Task goal: Return the material exactly as supplied, apart from the pictures, which are omitted.

Given data:
--------------------

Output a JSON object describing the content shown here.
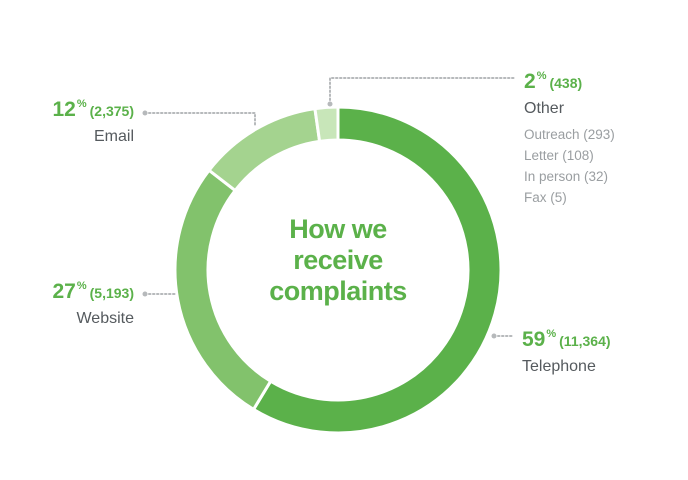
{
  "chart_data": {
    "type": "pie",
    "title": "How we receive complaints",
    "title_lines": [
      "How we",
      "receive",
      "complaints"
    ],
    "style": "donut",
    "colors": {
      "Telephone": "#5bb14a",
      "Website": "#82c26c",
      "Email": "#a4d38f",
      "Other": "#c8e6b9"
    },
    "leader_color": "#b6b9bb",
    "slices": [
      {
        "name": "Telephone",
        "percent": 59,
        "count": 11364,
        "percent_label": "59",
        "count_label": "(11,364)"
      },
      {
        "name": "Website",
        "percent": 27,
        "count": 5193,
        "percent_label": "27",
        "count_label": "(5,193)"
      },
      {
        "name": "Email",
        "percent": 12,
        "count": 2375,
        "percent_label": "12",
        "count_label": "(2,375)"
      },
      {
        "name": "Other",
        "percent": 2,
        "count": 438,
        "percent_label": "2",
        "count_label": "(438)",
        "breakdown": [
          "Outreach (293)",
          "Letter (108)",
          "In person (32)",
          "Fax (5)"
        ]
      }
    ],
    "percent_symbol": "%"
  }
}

--------------------

Answer to this task:
Output a JSON object describing the content shown here.
{
  "chart_data": {
    "type": "pie",
    "title": "How we receive complaints",
    "title_lines": [
      "How we",
      "receive",
      "complaints"
    ],
    "style": "donut",
    "colors": {
      "Telephone": "#5bb14a",
      "Website": "#82c26c",
      "Email": "#a4d38f",
      "Other": "#c8e6b9"
    },
    "leader_color": "#b6b9bb",
    "slices": [
      {
        "name": "Telephone",
        "percent": 59,
        "count": 11364,
        "percent_label": "59",
        "count_label": "(11,364)"
      },
      {
        "name": "Website",
        "percent": 27,
        "count": 5193,
        "percent_label": "27",
        "count_label": "(5,193)"
      },
      {
        "name": "Email",
        "percent": 12,
        "count": 2375,
        "percent_label": "12",
        "count_label": "(2,375)"
      },
      {
        "name": "Other",
        "percent": 2,
        "count": 438,
        "percent_label": "2",
        "count_label": "(438)",
        "breakdown": [
          "Outreach (293)",
          "Letter (108)",
          "In person (32)",
          "Fax (5)"
        ]
      }
    ],
    "percent_symbol": "%"
  }
}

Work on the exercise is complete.